● DESCRIPTION OF THE TASK:
In the data, extract each line that holds the string "Node".

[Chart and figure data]
>>>>>
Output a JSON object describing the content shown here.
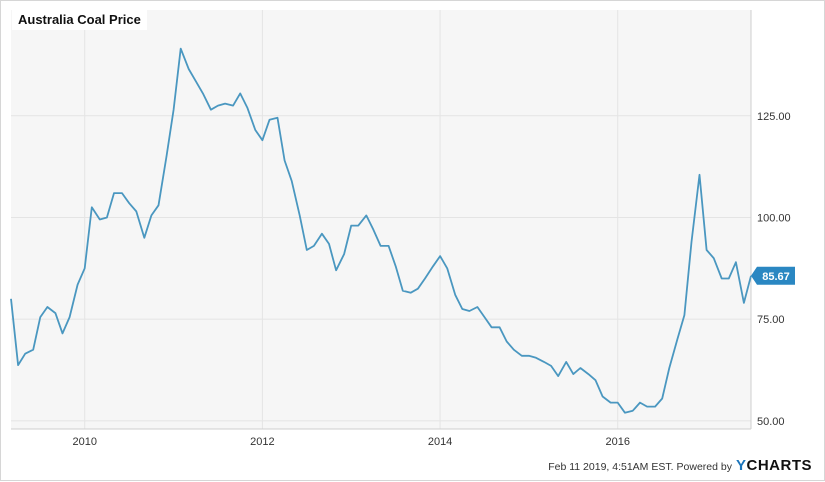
{
  "chart_data": {
    "type": "line",
    "title": "Australia Coal Price",
    "y_ticks": [
      50,
      75,
      100,
      125
    ],
    "y_tick_labels": [
      "50.00",
      "75.00",
      "100.00",
      "125.00"
    ],
    "x_ticks": [
      2010,
      2012,
      2014,
      2016
    ],
    "x_tick_labels": [
      "2010",
      "2012",
      "2014",
      "2016"
    ],
    "xlim": [
      2009.17,
      2017.5
    ],
    "ylim": [
      48,
      151
    ],
    "grid": true,
    "last_value_label": "85.67",
    "colors": {
      "line": "#4a97c0",
      "badge": "#2a87c2"
    },
    "series": [
      {
        "x": [
          2009.17,
          2009.25,
          2009.33,
          2009.42,
          2009.5,
          2009.58,
          2009.67,
          2009.75,
          2009.83,
          2009.92,
          2010.0,
          2010.08,
          2010.17,
          2010.25,
          2010.33,
          2010.42,
          2010.5,
          2010.58,
          2010.67,
          2010.75,
          2010.83,
          2010.92,
          2011.0,
          2011.08,
          2011.17,
          2011.25,
          2011.33,
          2011.42,
          2011.5,
          2011.58,
          2011.67,
          2011.75,
          2011.83,
          2011.92,
          2012.0,
          2012.08,
          2012.17,
          2012.25,
          2012.33,
          2012.42,
          2012.5,
          2012.58,
          2012.67,
          2012.75,
          2012.83,
          2012.92,
          2013.0,
          2013.08,
          2013.17,
          2013.25,
          2013.33,
          2013.42,
          2013.5,
          2013.58,
          2013.67,
          2013.75,
          2013.83,
          2013.92,
          2014.0,
          2014.08,
          2014.17,
          2014.25,
          2014.33,
          2014.42,
          2014.5,
          2014.58,
          2014.67,
          2014.75,
          2014.83,
          2014.92,
          2015.0,
          2015.08,
          2015.17,
          2015.25,
          2015.33,
          2015.42,
          2015.5,
          2015.58,
          2015.67,
          2015.75,
          2015.83,
          2015.92,
          2016.0,
          2016.08,
          2016.17,
          2016.25,
          2016.33,
          2016.42,
          2016.5,
          2016.58,
          2016.67,
          2016.75,
          2016.83,
          2016.92,
          2017.0,
          2017.08,
          2017.17,
          2017.25,
          2017.33,
          2017.42,
          2017.5
        ],
        "y": [
          80.0,
          63.7,
          66.5,
          67.5,
          75.5,
          78.0,
          76.5,
          71.5,
          75.5,
          83.5,
          87.5,
          102.5,
          99.5,
          100.0,
          106.0,
          106.0,
          103.5,
          101.5,
          95.0,
          100.5,
          103.0,
          115.0,
          126.5,
          141.5,
          136.5,
          133.5,
          130.5,
          126.5,
          127.5,
          128.0,
          127.5,
          130.5,
          127.0,
          121.5,
          119.0,
          124.0,
          124.5,
          114.0,
          109.0,
          100.5,
          92.0,
          93.0,
          96.0,
          93.5,
          87.0,
          91.0,
          98.0,
          98.0,
          100.5,
          97.0,
          93.0,
          93.0,
          88.0,
          82.0,
          81.5,
          82.5,
          85.0,
          88.0,
          90.5,
          87.5,
          81.0,
          77.5,
          77.0,
          78.0,
          75.5,
          73.0,
          73.0,
          69.5,
          67.5,
          66.0,
          66.0,
          65.5,
          64.5,
          63.5,
          61.0,
          64.5,
          61.5,
          63.0,
          61.5,
          60.0,
          56.0,
          54.5,
          54.5,
          52.0,
          52.5,
          54.5,
          53.5,
          53.5,
          55.5,
          63.0,
          70.0,
          76.0,
          94.0,
          110.5,
          92.0,
          90.0,
          85.0,
          85.0,
          89.0,
          79.0,
          85.67
        ]
      }
    ]
  },
  "footer": {
    "timestamp": "Feb 11 2019, 4:51AM EST.",
    "powered_by": "Powered by",
    "brand_y": "Y",
    "brand_rest": "CHARTS"
  }
}
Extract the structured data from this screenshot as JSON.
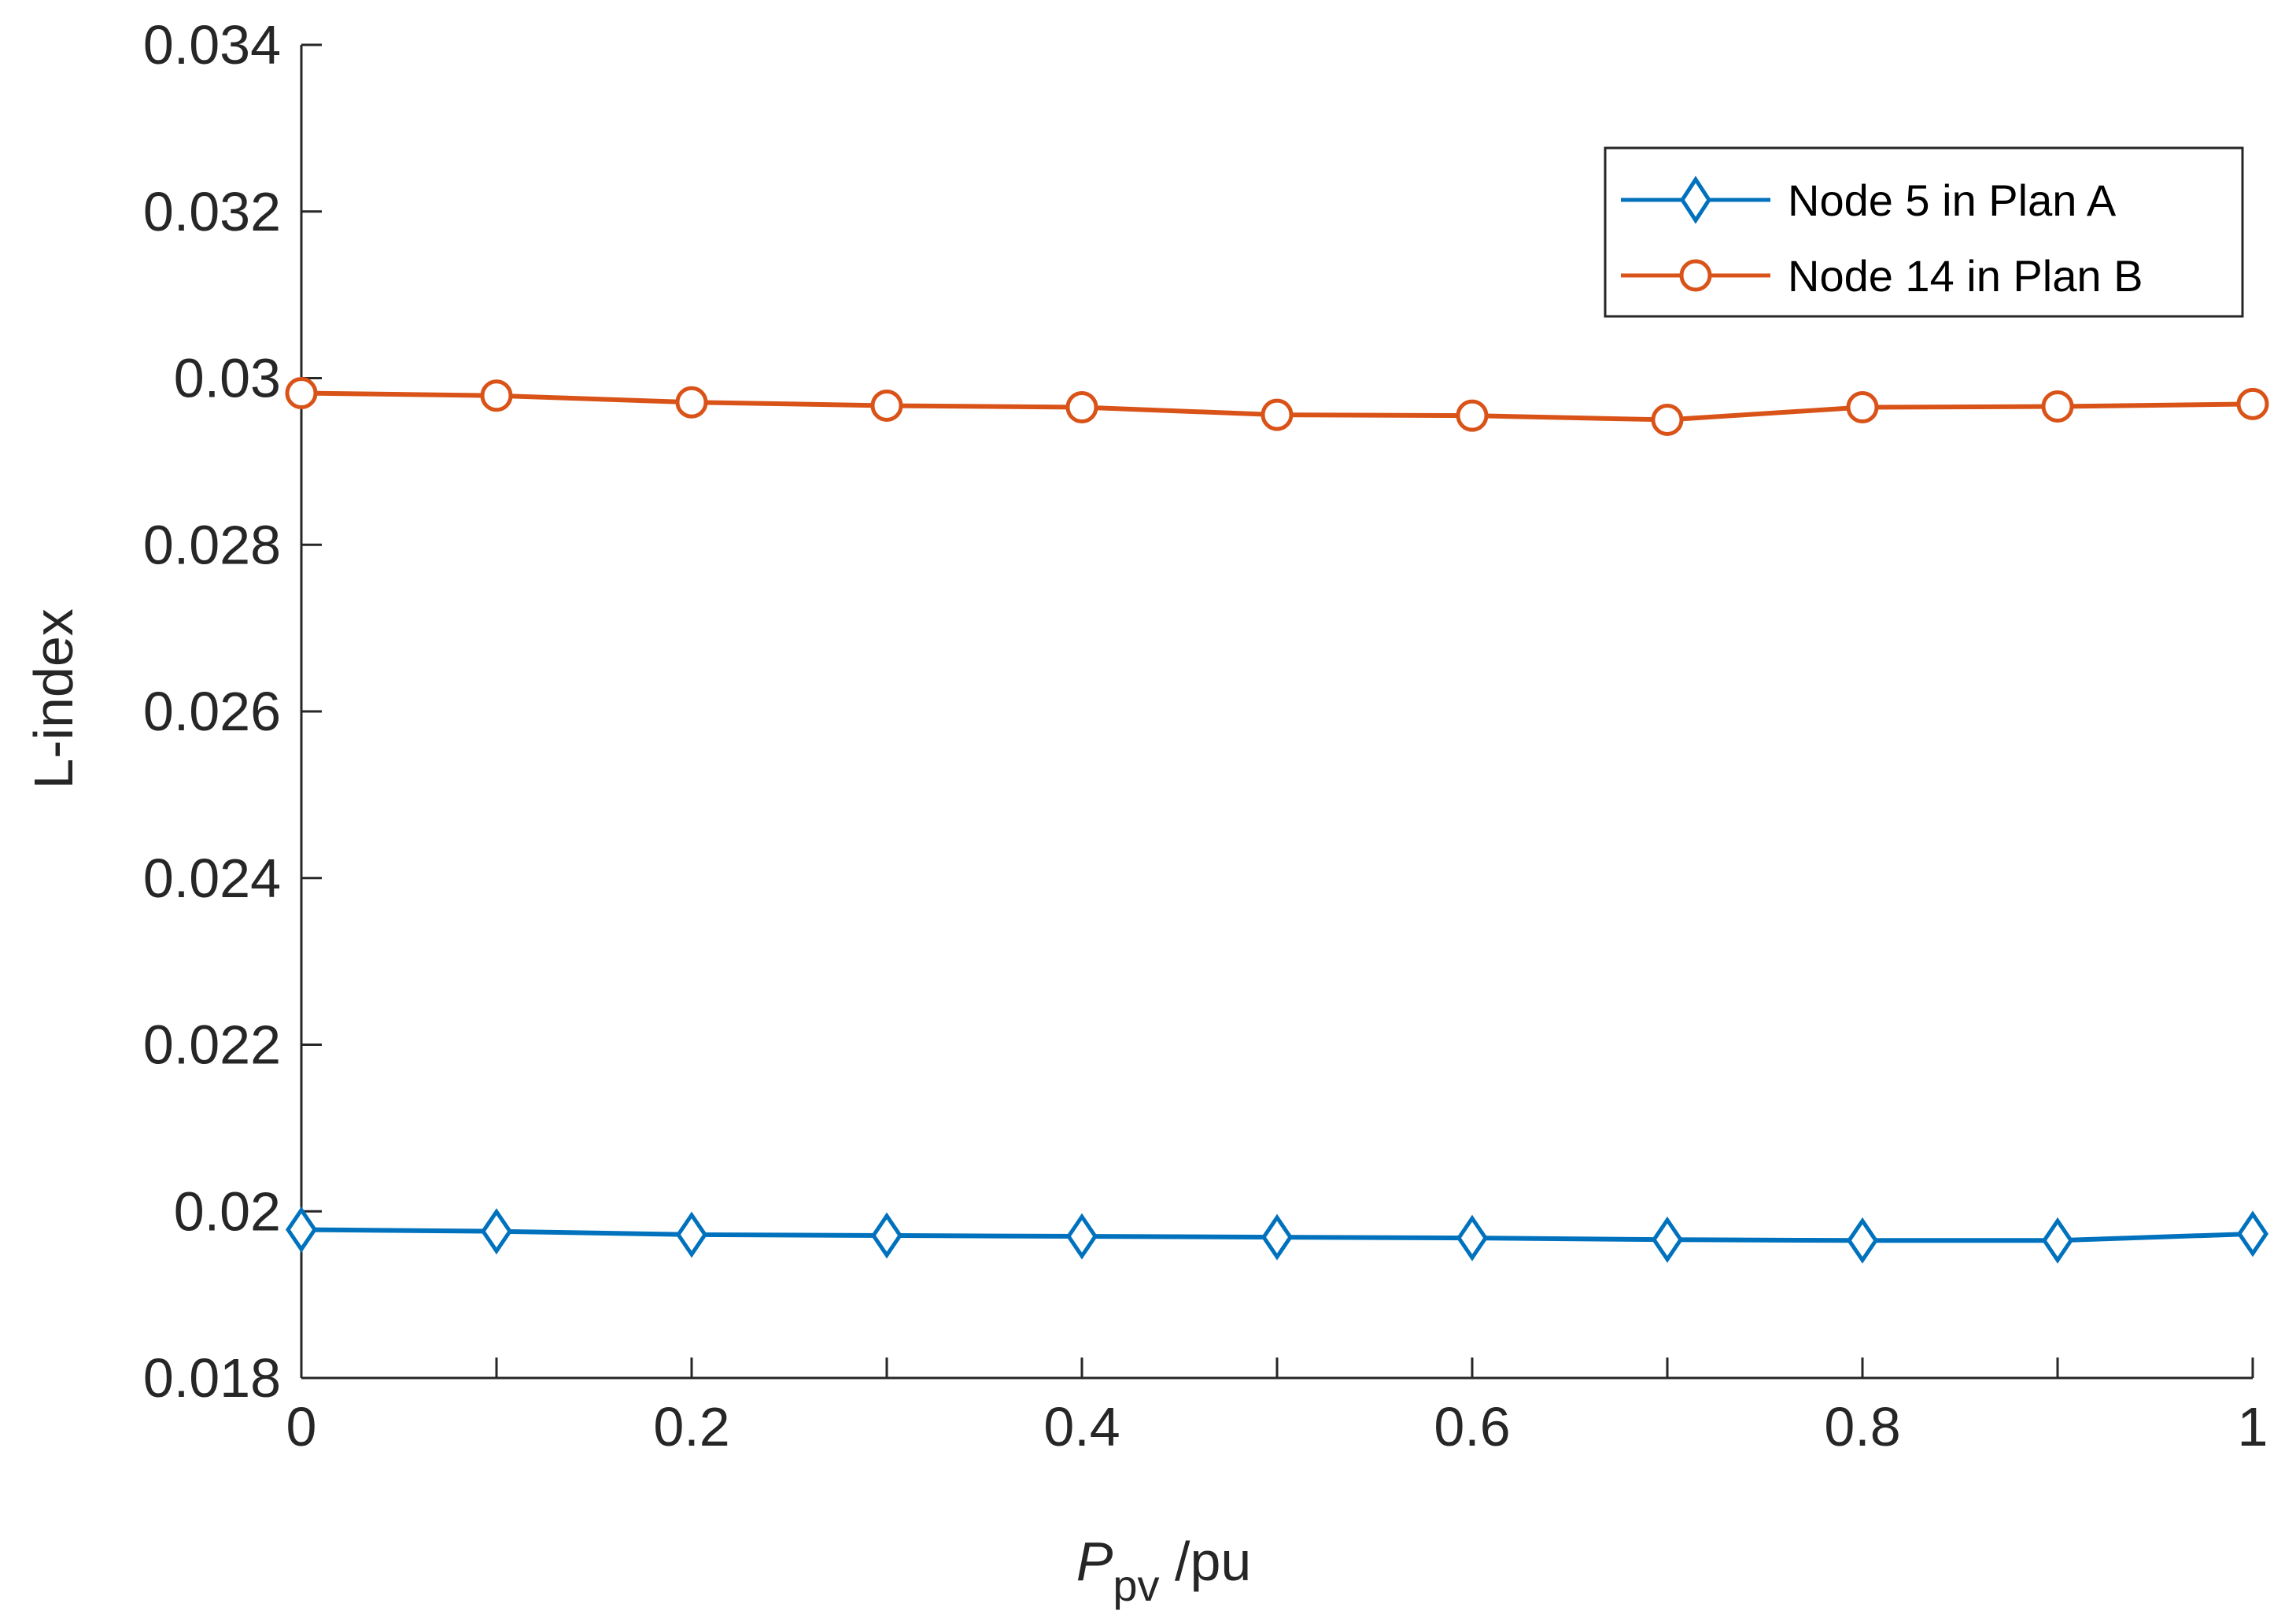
{
  "chart_data": {
    "type": "line",
    "title": "",
    "xlabel": {
      "main": "P",
      "subscript": "pv",
      "suffix": " /pu"
    },
    "ylabel": "L-index",
    "xlim": [
      0,
      1
    ],
    "ylim": [
      0.018,
      0.034
    ],
    "xticks": [
      0,
      0.1,
      0.2,
      0.3,
      0.4,
      0.5,
      0.6,
      0.7,
      0.8,
      0.9,
      1
    ],
    "xtick_labels": [
      "0",
      "0.2",
      "0.4",
      "0.6",
      "0.8",
      "1"
    ],
    "xtick_label_values": [
      0,
      0.2,
      0.4,
      0.6,
      0.8,
      1
    ],
    "yticks": [
      0.018,
      0.02,
      0.022,
      0.024,
      0.026,
      0.028,
      0.03,
      0.032,
      0.034
    ],
    "ytick_labels": [
      "0.018",
      "0.02",
      "0.022",
      "0.024",
      "0.026",
      "0.028",
      "0.03",
      "0.032",
      "0.034"
    ],
    "grid": false,
    "legend_position": "top-right",
    "x": [
      0,
      0.1,
      0.2,
      0.3,
      0.4,
      0.5,
      0.6,
      0.7,
      0.8,
      0.9,
      1
    ],
    "series": [
      {
        "name": "Node 5 in Plan A",
        "color": "#0072BD",
        "marker": "diamond",
        "values": [
          0.01978,
          0.01976,
          0.01972,
          0.01971,
          0.0197,
          0.01969,
          0.01968,
          0.01966,
          0.01965,
          0.01965,
          0.01973
        ]
      },
      {
        "name": "Node 14 in Plan B",
        "color": "#D95319",
        "marker": "circle",
        "values": [
          0.02982,
          0.02979,
          0.02971,
          0.02967,
          0.02965,
          0.02956,
          0.02955,
          0.0295,
          0.02965,
          0.02966,
          0.02969
        ]
      }
    ]
  }
}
<<<<<
● THE OUTPUT:
        "name": "Node 5 in Plan A",
        "name": "Node 14 in Plan B",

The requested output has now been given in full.